TASK INSTRUCTIONS
Repeat the listing that follows, character for character, minus the pictures.

## begin

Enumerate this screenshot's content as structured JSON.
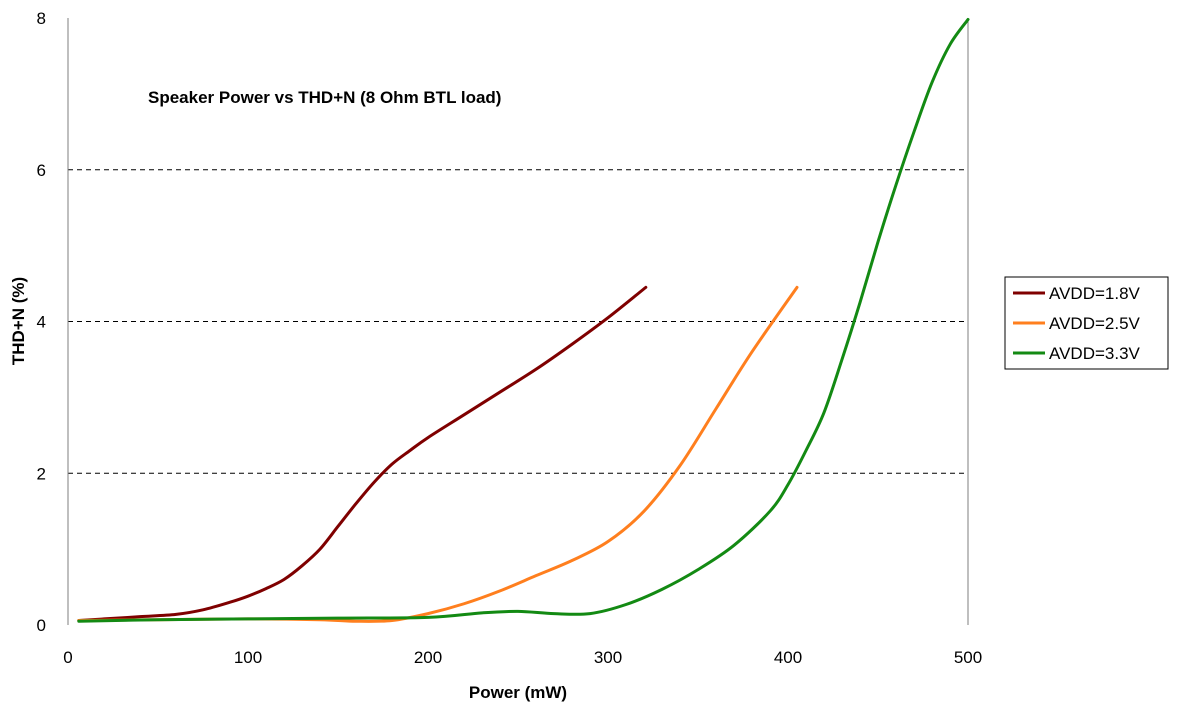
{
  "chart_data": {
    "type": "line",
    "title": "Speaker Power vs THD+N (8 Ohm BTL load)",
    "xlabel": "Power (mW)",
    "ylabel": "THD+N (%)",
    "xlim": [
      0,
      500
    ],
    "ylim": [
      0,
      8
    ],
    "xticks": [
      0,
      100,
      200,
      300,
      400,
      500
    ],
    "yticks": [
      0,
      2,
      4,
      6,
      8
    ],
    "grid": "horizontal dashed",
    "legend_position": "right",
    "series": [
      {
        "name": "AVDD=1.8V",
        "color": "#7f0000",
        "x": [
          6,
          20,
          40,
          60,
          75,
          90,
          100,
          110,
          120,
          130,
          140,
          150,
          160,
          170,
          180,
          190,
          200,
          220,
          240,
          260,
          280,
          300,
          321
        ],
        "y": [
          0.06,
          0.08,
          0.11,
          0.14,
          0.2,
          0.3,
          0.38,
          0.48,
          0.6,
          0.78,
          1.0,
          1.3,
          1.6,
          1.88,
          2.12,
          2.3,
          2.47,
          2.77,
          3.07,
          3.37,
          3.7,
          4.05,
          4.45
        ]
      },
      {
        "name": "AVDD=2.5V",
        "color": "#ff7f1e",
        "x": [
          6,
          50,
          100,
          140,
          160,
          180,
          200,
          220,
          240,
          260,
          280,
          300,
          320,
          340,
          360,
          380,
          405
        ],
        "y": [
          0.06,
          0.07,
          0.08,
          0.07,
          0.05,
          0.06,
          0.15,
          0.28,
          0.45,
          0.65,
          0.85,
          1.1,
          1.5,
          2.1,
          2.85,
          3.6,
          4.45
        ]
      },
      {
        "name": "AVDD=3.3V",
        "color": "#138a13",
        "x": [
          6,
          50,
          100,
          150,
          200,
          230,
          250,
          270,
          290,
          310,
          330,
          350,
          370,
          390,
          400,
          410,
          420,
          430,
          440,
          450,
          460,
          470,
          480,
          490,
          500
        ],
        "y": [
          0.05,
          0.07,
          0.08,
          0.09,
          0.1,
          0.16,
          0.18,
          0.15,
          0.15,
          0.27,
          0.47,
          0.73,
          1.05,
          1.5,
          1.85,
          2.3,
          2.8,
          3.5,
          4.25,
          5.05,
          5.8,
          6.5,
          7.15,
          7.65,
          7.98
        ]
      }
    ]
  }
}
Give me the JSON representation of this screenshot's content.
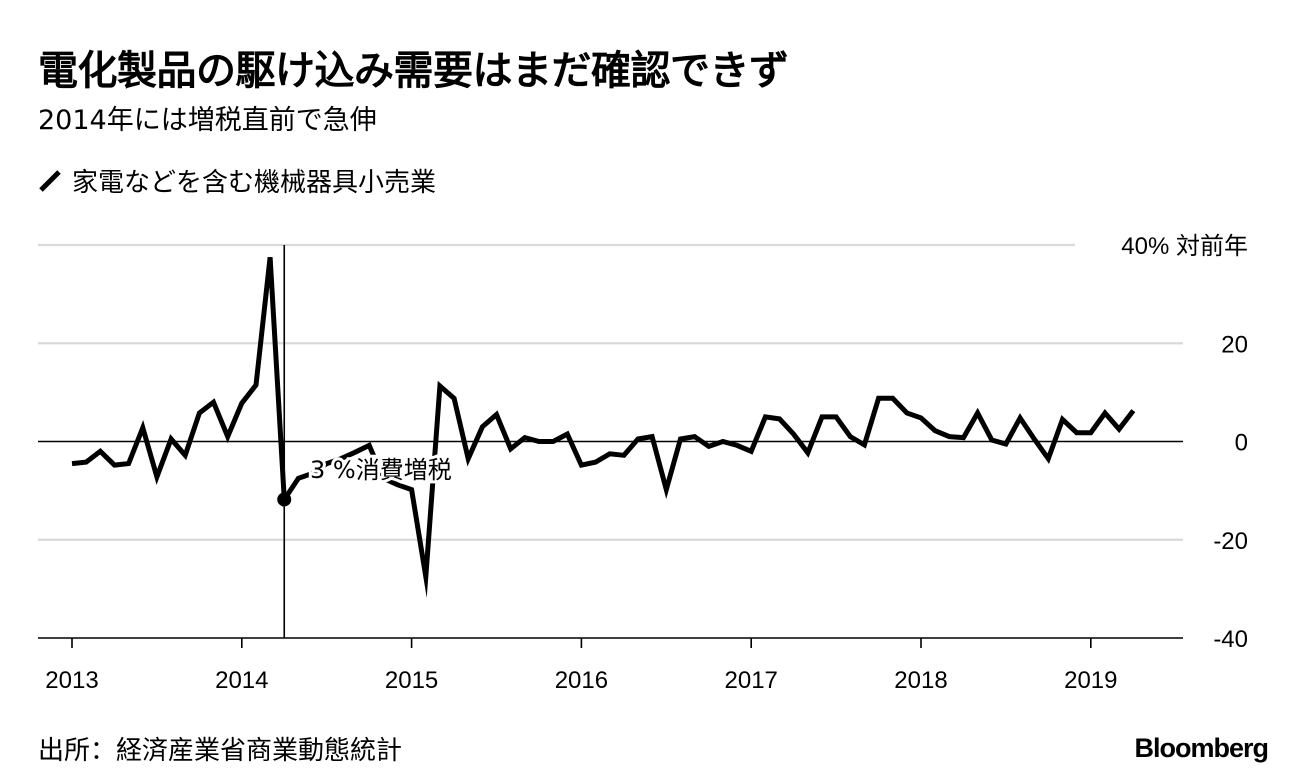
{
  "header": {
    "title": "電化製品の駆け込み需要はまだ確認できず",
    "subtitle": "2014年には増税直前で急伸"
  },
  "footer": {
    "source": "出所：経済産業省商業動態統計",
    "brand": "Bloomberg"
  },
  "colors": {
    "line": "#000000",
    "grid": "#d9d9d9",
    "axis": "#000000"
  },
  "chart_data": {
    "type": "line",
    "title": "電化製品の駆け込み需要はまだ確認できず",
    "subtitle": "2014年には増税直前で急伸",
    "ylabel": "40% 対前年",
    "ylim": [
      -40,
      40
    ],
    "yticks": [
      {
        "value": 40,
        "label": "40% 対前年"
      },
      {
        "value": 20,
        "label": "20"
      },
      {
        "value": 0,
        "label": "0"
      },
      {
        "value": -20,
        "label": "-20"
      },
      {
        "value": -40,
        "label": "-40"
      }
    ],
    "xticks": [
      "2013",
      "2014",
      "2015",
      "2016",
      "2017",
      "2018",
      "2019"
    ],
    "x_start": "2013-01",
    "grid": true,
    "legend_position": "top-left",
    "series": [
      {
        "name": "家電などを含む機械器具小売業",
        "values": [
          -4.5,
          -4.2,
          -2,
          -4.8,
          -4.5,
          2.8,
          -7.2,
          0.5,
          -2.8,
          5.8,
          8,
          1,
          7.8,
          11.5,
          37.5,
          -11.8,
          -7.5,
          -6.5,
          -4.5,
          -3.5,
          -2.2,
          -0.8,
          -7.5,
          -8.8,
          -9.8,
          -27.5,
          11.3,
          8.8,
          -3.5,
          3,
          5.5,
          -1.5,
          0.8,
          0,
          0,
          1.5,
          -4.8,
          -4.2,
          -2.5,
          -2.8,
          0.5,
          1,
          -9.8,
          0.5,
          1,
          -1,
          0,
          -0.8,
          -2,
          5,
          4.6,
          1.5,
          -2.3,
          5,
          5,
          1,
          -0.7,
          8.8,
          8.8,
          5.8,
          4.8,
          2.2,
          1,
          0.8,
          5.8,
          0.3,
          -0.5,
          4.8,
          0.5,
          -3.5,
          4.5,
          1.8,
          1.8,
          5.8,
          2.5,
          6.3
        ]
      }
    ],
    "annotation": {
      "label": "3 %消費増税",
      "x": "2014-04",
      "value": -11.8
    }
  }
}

## end

REPLY
Enumerate this screenshot's content as structured JSON.
{
  "chart_data": {
    "type": "line",
    "title": "Speaker Power vs THD+N (8 Ohm BTL load)",
    "xlabel": "Power (mW)",
    "ylabel": "THD+N (%)",
    "xlim": [
      0,
      500
    ],
    "ylim": [
      0,
      8
    ],
    "xticks": [
      0,
      100,
      200,
      300,
      400,
      500
    ],
    "yticks": [
      0,
      2,
      4,
      6,
      8
    ],
    "grid": "horizontal dashed",
    "legend_position": "right",
    "series": [
      {
        "name": "AVDD=1.8V",
        "color": "#7f0000",
        "x": [
          6,
          20,
          40,
          60,
          75,
          90,
          100,
          110,
          120,
          130,
          140,
          150,
          160,
          170,
          180,
          190,
          200,
          220,
          240,
          260,
          280,
          300,
          321
        ],
        "y": [
          0.06,
          0.08,
          0.11,
          0.14,
          0.2,
          0.3,
          0.38,
          0.48,
          0.6,
          0.78,
          1.0,
          1.3,
          1.6,
          1.88,
          2.12,
          2.3,
          2.47,
          2.77,
          3.07,
          3.37,
          3.7,
          4.05,
          4.45
        ]
      },
      {
        "name": "AVDD=2.5V",
        "color": "#ff7f1e",
        "x": [
          6,
          50,
          100,
          140,
          160,
          180,
          200,
          220,
          240,
          260,
          280,
          300,
          320,
          340,
          360,
          380,
          405
        ],
        "y": [
          0.06,
          0.07,
          0.08,
          0.07,
          0.05,
          0.06,
          0.15,
          0.28,
          0.45,
          0.65,
          0.85,
          1.1,
          1.5,
          2.1,
          2.85,
          3.6,
          4.45
        ]
      },
      {
        "name": "AVDD=3.3V",
        "color": "#138a13",
        "x": [
          6,
          50,
          100,
          150,
          200,
          230,
          250,
          270,
          290,
          310,
          330,
          350,
          370,
          390,
          400,
          410,
          420,
          430,
          440,
          450,
          460,
          470,
          480,
          490,
          500
        ],
        "y": [
          0.05,
          0.07,
          0.08,
          0.09,
          0.1,
          0.16,
          0.18,
          0.15,
          0.15,
          0.27,
          0.47,
          0.73,
          1.05,
          1.5,
          1.85,
          2.3,
          2.8,
          3.5,
          4.25,
          5.05,
          5.8,
          6.5,
          7.15,
          7.65,
          7.98
        ]
      }
    ]
  }
}
Give me the JSON representation of this screenshot's content.
{
  "header": {
    "title": "電化製品の駆け込み需要はまだ確認できず",
    "subtitle": "2014年には増税直前で急伸"
  },
  "footer": {
    "source": "出所：経済産業省商業動態統計",
    "brand": "Bloomberg"
  },
  "colors": {
    "line": "#000000",
    "grid": "#d9d9d9",
    "axis": "#000000"
  },
  "chart_data": {
    "type": "line",
    "title": "電化製品の駆け込み需要はまだ確認できず",
    "subtitle": "2014年には増税直前で急伸",
    "ylabel": "40% 対前年",
    "ylim": [
      -40,
      40
    ],
    "yticks": [
      {
        "value": 40,
        "label": "40% 対前年"
      },
      {
        "value": 20,
        "label": "20"
      },
      {
        "value": 0,
        "label": "0"
      },
      {
        "value": -20,
        "label": "-20"
      },
      {
        "value": -40,
        "label": "-40"
      }
    ],
    "xticks": [
      "2013",
      "2014",
      "2015",
      "2016",
      "2017",
      "2018",
      "2019"
    ],
    "x_start": "2013-01",
    "grid": true,
    "legend_position": "top-left",
    "series": [
      {
        "name": "家電などを含む機械器具小売業",
        "values": [
          -4.5,
          -4.2,
          -2,
          -4.8,
          -4.5,
          2.8,
          -7.2,
          0.5,
          -2.8,
          5.8,
          8,
          1,
          7.8,
          11.5,
          37.5,
          -11.8,
          -7.5,
          -6.5,
          -4.5,
          -3.5,
          -2.2,
          -0.8,
          -7.5,
          -8.8,
          -9.8,
          -27.5,
          11.3,
          8.8,
          -3.5,
          3,
          5.5,
          -1.5,
          0.8,
          0,
          0,
          1.5,
          -4.8,
          -4.2,
          -2.5,
          -2.8,
          0.5,
          1,
          -9.8,
          0.5,
          1,
          -1,
          0,
          -0.8,
          -2,
          5,
          4.6,
          1.5,
          -2.3,
          5,
          5,
          1,
          -0.7,
          8.8,
          8.8,
          5.8,
          4.8,
          2.2,
          1,
          0.8,
          5.8,
          0.3,
          -0.5,
          4.8,
          0.5,
          -3.5,
          4.5,
          1.8,
          1.8,
          5.8,
          2.5,
          6.3
        ]
      }
    ],
    "annotation": {
      "label": "3 %消費増税",
      "x": "2014-04",
      "value": -11.8
    }
  }
}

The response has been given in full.